Stored data:
◇ ◇ ◇ ◇ ◇
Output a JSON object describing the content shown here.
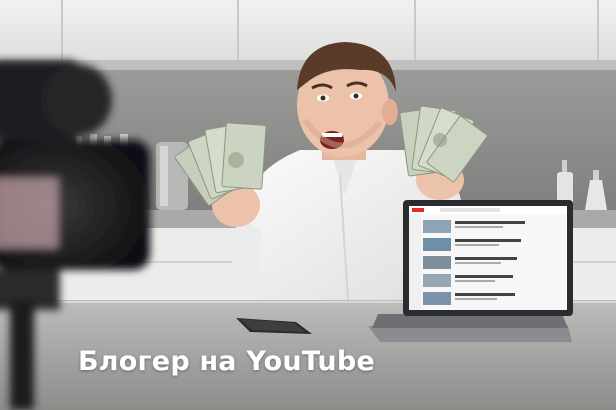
{
  "caption": {
    "text": "Блогер на YouTube"
  }
}
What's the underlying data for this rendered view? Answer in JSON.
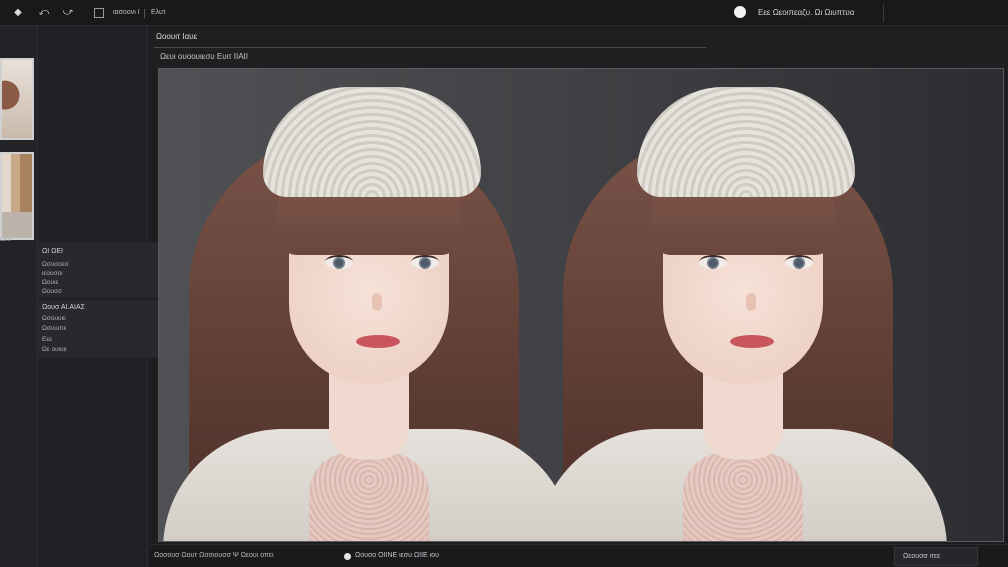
◇ ◇ ◇ ◇ ◇
Aim
Copy the material above in full and exactly, skipping pictures.

Output for this task
Output a JSON object describing the content shown here.
{
  "caption": {
    "text": "Блогер на YouTube"
  }
}
What's the underlying data for this rendered view? Answer in JSON.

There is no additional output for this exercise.